• CHALLENGE
Single out each line with the word "Cleansing" and copy it.

• MATERIAL TO PROCESS

====

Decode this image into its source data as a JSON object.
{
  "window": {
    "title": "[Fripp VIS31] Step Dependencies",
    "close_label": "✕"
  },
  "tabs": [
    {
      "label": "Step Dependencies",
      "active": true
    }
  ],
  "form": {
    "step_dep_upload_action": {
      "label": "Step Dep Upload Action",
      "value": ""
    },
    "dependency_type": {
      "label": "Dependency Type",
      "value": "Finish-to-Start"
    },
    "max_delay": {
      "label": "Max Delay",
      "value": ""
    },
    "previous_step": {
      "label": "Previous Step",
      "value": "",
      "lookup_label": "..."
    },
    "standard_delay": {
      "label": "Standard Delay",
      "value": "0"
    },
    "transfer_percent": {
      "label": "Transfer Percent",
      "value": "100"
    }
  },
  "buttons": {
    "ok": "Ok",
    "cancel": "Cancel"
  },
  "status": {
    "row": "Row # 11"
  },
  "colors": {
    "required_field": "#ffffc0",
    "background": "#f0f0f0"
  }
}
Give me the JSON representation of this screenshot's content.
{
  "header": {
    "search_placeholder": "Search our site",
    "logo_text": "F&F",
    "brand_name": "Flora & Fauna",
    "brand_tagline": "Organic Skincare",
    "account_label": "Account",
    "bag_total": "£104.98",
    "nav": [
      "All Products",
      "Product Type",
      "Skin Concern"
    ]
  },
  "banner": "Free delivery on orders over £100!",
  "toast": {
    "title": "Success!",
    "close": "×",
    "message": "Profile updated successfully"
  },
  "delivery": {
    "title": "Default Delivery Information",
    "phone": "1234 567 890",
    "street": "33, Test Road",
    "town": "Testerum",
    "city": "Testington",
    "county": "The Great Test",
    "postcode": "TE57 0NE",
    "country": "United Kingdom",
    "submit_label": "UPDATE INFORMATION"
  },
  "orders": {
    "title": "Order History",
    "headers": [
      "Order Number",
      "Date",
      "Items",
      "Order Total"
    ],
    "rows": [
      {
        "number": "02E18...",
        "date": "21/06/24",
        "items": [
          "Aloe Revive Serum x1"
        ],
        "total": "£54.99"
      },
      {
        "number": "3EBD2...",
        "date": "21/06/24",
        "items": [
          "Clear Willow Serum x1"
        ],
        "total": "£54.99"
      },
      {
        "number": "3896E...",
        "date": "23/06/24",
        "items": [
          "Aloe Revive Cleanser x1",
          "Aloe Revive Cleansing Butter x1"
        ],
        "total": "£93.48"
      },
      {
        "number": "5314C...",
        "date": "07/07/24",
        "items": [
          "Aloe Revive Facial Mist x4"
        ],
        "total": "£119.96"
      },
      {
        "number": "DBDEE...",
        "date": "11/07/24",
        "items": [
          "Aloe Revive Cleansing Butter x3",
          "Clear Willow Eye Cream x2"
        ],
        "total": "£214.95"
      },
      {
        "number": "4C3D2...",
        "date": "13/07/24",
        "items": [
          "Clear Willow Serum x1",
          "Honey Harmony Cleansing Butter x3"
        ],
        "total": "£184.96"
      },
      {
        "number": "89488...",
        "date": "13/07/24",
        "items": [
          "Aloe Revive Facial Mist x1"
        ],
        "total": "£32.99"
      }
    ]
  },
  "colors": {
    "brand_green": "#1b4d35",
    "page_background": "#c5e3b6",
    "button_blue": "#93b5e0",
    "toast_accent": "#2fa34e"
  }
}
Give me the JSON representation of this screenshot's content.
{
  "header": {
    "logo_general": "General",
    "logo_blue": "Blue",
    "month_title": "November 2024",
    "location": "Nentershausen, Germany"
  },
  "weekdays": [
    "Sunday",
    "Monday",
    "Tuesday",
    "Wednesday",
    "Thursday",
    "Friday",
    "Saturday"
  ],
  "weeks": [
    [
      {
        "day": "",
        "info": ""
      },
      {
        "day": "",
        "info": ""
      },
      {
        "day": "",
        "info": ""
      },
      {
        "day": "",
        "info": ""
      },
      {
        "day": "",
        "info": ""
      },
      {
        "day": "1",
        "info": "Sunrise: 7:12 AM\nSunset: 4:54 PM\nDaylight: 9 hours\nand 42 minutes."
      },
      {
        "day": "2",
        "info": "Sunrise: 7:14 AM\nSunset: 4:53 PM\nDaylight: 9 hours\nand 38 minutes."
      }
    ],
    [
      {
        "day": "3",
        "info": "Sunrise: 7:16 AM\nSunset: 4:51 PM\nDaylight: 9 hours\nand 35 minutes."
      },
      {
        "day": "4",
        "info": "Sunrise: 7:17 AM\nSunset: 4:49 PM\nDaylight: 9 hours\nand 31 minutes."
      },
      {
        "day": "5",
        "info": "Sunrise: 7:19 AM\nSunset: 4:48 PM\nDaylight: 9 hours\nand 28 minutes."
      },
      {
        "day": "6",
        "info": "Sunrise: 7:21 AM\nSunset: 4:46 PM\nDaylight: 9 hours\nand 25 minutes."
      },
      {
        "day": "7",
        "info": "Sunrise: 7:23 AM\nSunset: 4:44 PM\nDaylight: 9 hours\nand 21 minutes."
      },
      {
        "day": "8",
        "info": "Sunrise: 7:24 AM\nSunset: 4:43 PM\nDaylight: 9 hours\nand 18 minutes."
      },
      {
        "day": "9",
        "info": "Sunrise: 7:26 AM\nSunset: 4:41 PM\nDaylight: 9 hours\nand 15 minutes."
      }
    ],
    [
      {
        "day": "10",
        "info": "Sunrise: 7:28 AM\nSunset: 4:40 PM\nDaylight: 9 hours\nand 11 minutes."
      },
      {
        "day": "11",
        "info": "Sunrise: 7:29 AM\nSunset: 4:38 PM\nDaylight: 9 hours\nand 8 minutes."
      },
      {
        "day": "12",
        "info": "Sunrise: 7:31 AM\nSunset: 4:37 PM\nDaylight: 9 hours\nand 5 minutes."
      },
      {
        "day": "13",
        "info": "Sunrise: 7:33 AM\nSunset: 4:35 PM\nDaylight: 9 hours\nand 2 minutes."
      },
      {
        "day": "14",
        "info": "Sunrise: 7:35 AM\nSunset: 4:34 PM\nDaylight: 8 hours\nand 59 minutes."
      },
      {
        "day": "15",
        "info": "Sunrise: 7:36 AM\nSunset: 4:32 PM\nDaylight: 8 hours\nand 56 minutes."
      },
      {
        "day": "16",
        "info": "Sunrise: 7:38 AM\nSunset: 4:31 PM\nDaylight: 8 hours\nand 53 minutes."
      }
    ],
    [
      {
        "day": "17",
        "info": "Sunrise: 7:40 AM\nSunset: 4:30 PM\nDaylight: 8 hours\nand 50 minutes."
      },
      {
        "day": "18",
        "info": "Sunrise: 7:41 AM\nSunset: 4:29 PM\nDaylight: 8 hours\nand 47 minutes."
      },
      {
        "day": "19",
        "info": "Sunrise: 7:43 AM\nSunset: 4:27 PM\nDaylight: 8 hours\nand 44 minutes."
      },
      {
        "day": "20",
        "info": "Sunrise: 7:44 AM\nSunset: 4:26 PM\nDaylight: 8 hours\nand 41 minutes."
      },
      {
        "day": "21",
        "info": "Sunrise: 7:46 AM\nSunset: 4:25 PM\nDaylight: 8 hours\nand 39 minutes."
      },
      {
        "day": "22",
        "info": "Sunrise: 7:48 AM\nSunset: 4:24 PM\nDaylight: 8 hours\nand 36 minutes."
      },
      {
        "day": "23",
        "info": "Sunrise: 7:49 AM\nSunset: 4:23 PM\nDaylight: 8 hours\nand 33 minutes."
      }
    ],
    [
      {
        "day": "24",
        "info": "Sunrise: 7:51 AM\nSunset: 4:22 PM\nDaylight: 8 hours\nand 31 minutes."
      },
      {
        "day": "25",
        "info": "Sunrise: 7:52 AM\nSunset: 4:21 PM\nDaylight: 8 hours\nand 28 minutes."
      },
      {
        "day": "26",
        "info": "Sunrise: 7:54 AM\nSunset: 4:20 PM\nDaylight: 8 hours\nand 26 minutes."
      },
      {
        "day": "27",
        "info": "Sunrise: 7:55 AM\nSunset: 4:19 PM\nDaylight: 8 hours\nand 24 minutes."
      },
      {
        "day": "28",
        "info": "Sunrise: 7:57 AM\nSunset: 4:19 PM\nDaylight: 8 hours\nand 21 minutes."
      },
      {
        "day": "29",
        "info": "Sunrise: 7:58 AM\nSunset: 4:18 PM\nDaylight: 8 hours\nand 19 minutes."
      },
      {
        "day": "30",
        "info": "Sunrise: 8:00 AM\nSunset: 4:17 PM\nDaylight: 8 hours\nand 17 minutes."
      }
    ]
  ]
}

====

• TASK RESULT
          "Aloe Revive Cleansing Butter x1"
          "Aloe Revive Cleansing Butter x3",
          "Honey Harmony Cleansing Butter x3"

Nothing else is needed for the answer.